**Stated exercise:** Return the lines where the word "altamente" occurs.

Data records

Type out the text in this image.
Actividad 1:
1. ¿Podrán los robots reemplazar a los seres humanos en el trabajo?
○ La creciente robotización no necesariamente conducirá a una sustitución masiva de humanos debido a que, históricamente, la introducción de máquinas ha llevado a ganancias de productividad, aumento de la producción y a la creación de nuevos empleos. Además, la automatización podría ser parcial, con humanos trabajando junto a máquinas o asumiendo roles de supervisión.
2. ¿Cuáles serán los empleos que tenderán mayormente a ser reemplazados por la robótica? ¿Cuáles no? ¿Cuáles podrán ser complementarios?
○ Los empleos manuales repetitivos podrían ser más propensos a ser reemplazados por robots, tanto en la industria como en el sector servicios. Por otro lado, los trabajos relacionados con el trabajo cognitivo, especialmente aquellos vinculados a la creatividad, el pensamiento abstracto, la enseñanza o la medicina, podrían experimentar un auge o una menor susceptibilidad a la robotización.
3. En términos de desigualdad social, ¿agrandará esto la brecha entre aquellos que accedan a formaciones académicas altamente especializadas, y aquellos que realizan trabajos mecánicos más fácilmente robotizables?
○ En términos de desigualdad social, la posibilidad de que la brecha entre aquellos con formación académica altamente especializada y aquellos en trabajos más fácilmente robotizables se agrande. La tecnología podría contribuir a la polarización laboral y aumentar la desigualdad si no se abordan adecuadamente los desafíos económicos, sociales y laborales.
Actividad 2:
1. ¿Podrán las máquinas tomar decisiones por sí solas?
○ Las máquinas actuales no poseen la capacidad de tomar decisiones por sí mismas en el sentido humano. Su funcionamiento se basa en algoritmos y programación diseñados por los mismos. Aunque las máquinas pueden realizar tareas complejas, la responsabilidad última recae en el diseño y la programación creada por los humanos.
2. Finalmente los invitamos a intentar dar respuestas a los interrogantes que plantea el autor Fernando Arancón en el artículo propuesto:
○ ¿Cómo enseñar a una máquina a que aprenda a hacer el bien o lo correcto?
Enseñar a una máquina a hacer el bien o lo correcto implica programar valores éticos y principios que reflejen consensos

**Answer for the task:**
3. En términos de desigualdad social, ¿agrandará esto la brecha entre aquellos que accedan a formaciones académicas altamente especializadas, y aquellos que realizan trabajos mecánicos más fácilmente robotizables?
○ En términos de desigualdad social, la posibilidad de que la brecha entre aquellos con formación académica altamente especializada y aquellos en trabajos más fácilmente robotizables se agrande. La tecnología podría contribuir a la polarización laboral y aumentar la desigualdad si no se abordan adecuadamente los desafíos económicos, sociales y laborales.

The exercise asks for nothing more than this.